- Brief
Reproduce word for word the part of the excerpt on sleep spindles and slow oscillations that runs from "We hope this" up to and including "different age groups?".

- Selected excerpt
Lastly, since we agree that these are important results, we have changed the headings on page 16 to:

“2.3 Temporal modulation of adult-like fast sleep spindle power during slow oscillations is present across all ages” and on page 17 to “2.4 At older age, development specific fast sleep spindle occurrence is more strongly modulated by slow oscillations while slow oscillation-adult-like fast spindle coupling becomes temporally more precise”.

We hope this helps highlighting the results.

Page 19, Figure 6: Can the author please explain what the main message of subpanel A is? This somehow eludes me. Also, how come there is not separation into the different age groups?

Thank you for making us aware of the lack of clarity of our description and plots on this part of the partial least squares correlation (PLSC). As described under “5.4.2. Association between sleep spindle and slow oscillation maturity with slow oscillation-spindle coupling”, page 55/56, we determined the reliability of the sleep spindle maturity profile, that was associated with a specific pattern of power modulations during slow oscillations by means of:

“the correlation between the latent time-frequency variable and the three raw spindle maturity variables. These values are comparable to the spindle maturity weights and indicate whether the association between the time-frequency pattern and individual spindle maturity variables is in the same or different direction (McIntosh and Lobaugh, 2004). Stability of these correlation patterns was determined by their bootstrap estimated 95% confidence intervals (McIntosh and Lobaugh, 2004).”

Figure 6A displays the pattern of how the individual fast sleep spindle maturity features are related to the corresponding coupling pattern (Figure 6B). In this case all features were reliably and in the same way related to the slow oscillation-spindle coupling pattern. We have tried to improve the clarity of Figure 6 by revising its explanation in the main text.

(Dataset entries)
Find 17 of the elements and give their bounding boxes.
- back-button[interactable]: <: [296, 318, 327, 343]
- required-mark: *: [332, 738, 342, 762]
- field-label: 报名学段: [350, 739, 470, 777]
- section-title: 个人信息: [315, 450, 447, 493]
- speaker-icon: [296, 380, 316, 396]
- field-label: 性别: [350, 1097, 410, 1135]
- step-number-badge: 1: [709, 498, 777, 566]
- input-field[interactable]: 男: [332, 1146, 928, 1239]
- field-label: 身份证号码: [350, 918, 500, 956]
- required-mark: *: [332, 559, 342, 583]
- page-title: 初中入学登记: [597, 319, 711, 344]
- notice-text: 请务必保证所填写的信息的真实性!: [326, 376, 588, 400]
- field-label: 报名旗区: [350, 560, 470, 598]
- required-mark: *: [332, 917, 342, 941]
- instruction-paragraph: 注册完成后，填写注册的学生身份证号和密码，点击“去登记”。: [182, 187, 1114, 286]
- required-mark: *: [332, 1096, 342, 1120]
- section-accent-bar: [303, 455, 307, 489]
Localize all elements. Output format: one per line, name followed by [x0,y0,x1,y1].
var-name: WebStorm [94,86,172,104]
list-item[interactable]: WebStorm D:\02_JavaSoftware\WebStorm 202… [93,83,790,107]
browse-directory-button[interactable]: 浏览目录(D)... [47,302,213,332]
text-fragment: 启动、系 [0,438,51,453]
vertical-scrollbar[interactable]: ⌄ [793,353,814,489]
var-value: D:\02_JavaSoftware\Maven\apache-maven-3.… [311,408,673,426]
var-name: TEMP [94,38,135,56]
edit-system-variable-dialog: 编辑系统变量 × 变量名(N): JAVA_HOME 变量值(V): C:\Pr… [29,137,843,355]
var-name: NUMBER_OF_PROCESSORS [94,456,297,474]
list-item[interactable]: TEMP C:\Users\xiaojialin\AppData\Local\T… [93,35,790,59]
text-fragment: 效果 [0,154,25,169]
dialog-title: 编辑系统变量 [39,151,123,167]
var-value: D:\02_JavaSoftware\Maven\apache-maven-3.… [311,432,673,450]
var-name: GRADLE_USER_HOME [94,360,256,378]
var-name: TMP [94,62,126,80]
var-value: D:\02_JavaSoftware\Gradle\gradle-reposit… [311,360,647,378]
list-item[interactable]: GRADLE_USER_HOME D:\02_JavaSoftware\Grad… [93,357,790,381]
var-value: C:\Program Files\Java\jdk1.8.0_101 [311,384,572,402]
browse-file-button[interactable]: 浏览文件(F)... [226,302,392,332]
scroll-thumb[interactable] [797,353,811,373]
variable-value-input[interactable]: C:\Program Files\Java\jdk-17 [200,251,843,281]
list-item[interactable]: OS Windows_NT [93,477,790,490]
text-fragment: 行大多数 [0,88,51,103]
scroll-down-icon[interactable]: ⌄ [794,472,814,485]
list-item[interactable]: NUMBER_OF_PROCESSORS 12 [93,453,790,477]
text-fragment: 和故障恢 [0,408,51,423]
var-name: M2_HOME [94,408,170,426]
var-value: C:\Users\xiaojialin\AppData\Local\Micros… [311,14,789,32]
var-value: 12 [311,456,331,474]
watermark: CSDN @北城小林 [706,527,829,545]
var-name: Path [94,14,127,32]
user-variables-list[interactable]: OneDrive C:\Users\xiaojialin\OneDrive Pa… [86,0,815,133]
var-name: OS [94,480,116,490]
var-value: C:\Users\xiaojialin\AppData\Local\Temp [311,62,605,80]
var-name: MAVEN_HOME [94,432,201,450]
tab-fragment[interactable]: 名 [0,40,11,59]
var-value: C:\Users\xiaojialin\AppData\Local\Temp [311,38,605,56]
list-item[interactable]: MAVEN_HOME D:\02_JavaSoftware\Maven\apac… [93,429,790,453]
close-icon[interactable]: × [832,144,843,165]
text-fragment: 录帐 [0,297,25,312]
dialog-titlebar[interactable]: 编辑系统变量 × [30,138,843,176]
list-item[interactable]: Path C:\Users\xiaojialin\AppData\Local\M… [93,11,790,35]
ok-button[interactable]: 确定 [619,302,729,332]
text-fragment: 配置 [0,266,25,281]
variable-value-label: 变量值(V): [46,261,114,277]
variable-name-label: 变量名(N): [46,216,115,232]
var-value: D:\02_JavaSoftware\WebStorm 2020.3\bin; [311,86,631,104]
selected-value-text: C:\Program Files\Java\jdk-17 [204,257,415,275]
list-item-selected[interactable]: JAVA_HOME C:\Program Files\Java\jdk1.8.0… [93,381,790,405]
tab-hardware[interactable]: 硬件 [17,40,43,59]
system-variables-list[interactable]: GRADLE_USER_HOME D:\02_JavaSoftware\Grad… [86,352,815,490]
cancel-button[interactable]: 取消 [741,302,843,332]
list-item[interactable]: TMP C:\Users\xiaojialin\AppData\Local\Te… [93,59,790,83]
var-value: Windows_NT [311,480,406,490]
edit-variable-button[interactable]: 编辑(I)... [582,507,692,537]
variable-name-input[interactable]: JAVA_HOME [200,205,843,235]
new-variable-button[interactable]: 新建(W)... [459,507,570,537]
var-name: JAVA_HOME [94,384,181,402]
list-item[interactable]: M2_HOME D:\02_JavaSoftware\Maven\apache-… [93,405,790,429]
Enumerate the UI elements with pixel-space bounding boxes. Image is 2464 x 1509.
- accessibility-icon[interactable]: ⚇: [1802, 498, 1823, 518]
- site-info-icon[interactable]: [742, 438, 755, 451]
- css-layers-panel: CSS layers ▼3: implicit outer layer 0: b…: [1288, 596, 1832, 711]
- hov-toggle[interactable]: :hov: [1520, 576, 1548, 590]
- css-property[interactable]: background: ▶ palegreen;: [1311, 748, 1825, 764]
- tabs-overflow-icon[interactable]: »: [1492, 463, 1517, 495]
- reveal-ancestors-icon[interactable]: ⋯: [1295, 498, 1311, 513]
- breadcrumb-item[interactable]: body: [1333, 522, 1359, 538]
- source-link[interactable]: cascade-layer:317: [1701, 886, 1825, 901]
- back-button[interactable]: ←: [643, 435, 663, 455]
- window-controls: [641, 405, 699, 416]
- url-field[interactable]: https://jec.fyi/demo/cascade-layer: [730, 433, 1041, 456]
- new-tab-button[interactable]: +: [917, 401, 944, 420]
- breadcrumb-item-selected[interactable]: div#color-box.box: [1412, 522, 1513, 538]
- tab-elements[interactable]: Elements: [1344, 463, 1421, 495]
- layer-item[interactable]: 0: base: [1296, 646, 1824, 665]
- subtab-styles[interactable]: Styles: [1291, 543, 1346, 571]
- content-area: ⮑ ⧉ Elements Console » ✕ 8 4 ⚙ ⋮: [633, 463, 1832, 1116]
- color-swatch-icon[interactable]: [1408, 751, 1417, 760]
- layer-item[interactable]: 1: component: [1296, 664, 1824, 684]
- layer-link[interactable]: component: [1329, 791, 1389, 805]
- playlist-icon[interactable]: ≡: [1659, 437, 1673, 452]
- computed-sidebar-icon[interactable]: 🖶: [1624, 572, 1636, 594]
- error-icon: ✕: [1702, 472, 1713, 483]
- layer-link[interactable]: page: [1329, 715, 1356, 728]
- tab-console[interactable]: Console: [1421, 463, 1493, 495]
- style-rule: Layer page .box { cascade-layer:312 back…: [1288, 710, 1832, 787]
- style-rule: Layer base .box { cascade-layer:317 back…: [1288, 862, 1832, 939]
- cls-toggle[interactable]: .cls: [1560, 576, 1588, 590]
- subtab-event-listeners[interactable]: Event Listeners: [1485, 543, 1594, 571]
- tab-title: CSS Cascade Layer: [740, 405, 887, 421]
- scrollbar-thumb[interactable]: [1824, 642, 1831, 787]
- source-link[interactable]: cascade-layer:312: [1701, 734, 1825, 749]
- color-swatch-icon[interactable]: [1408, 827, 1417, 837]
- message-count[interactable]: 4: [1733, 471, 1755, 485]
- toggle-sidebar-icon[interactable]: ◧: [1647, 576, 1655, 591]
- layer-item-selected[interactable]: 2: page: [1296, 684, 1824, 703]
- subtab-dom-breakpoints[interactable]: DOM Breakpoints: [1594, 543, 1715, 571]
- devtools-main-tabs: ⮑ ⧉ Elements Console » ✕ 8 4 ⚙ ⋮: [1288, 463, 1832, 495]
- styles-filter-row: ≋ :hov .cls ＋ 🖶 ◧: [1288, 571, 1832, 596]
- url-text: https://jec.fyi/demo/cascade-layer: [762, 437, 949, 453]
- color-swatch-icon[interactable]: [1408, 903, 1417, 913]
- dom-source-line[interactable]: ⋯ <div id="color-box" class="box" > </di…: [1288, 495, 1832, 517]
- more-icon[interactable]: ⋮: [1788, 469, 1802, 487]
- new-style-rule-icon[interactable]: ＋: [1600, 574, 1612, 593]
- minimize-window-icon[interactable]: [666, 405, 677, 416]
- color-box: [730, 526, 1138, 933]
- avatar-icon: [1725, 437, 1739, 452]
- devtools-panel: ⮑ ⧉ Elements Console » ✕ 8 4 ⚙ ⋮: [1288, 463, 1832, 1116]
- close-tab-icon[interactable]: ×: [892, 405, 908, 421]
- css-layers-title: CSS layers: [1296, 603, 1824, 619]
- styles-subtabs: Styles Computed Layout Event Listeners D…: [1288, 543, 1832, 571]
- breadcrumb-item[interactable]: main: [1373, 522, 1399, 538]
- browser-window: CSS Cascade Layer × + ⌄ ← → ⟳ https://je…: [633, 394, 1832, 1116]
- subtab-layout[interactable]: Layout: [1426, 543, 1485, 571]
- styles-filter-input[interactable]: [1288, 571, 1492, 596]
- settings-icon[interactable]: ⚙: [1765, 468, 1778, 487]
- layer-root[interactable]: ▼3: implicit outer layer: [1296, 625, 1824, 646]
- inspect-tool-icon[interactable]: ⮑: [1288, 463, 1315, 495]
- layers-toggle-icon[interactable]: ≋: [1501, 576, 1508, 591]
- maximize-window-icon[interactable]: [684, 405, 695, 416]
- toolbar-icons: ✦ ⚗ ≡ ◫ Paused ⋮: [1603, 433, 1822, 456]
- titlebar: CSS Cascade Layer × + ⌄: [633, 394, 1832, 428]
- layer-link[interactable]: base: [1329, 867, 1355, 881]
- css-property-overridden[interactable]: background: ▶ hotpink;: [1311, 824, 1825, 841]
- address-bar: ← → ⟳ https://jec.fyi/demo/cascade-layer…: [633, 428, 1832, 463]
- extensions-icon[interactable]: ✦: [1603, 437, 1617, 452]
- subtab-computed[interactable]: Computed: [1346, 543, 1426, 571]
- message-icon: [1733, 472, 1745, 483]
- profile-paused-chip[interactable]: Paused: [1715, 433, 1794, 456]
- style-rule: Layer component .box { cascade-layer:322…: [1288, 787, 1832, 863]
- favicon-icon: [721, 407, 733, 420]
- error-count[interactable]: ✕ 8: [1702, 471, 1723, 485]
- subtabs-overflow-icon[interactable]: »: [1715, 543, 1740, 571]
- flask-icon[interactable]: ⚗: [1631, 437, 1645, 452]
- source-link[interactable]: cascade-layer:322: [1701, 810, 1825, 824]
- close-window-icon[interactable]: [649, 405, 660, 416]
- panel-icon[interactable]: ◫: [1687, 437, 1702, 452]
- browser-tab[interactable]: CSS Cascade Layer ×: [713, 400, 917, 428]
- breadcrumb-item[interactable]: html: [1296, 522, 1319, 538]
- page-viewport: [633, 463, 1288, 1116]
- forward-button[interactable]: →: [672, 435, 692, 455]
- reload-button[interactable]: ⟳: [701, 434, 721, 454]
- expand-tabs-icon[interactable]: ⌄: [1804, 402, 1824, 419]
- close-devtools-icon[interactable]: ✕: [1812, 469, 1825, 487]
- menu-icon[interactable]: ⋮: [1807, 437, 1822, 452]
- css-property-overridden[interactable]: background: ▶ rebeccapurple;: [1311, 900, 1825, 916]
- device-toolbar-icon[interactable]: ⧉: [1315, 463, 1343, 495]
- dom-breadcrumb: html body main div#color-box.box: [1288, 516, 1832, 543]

- Written response
We hope this helps highlighting the results.

Page 19, Figure 6: Can the author please explain what the main message of subpanel A is? This somehow eludes me. Also, how come there is not separation into the different age groups?